-- Begin --

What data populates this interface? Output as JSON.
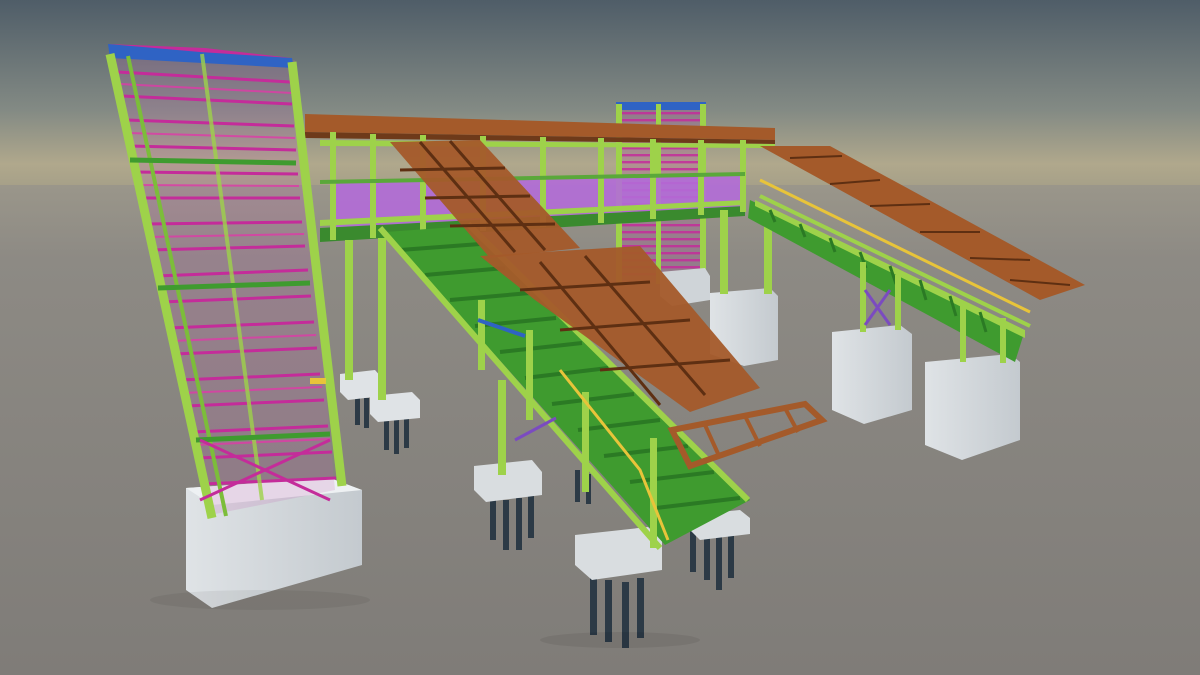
{
  "scene": {
    "colors": {
      "sky_top": "#4e5c66",
      "sky_horizon": "#a9a48c",
      "ground": "#8b8883",
      "primary_steel": "#9ed24a",
      "bracing_magenta": "#c42c9a",
      "stair_tread_green": "#3f9b2f",
      "deck_timber_brown": "#a45a2a",
      "canopy_roof_blue": "#2f63c4",
      "walkway_panel_violet": "#b36bd8",
      "concrete_footing": "#d4dadf",
      "pile_dark": "#2c3a46",
      "handrail_yellow": "#e8c43a",
      "cross_brace_purple": "#7b4bc0"
    },
    "components": [
      {
        "name": "lift-tower-left",
        "label": ""
      },
      {
        "name": "lift-tower-rear",
        "label": ""
      },
      {
        "name": "overhead-bridge-span",
        "label": ""
      },
      {
        "name": "staircase-main",
        "label": ""
      },
      {
        "name": "staircase-right",
        "label": ""
      },
      {
        "name": "concrete-footings",
        "label": ""
      },
      {
        "name": "foundation-piles",
        "label": ""
      }
    ]
  }
}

-- End --

» Written exercise: Apart from the pictures, the entries above are to be repeated in full and exactly.

» Task output:
What data populates this interface? Output as JSON.
{
  "scene": {
    "colors": {
      "sky_top": "#4e5c66",
      "sky_horizon": "#a9a48c",
      "ground": "#8b8883",
      "primary_steel": "#9ed24a",
      "bracing_magenta": "#c42c9a",
      "stair_tread_green": "#3f9b2f",
      "deck_timber_brown": "#a45a2a",
      "canopy_roof_blue": "#2f63c4",
      "walkway_panel_violet": "#b36bd8",
      "concrete_footing": "#d4dadf",
      "pile_dark": "#2c3a46",
      "handrail_yellow": "#e8c43a",
      "cross_brace_purple": "#7b4bc0"
    },
    "components": [
      {
        "name": "lift-tower-left",
        "label": ""
      },
      {
        "name": "lift-tower-rear",
        "label": ""
      },
      {
        "name": "overhead-bridge-span",
        "label": ""
      },
      {
        "name": "staircase-main",
        "label": ""
      },
      {
        "name": "staircase-right",
        "label": ""
      },
      {
        "name": "concrete-footings",
        "label": ""
      },
      {
        "name": "foundation-piles",
        "label": ""
      }
    ]
  }
}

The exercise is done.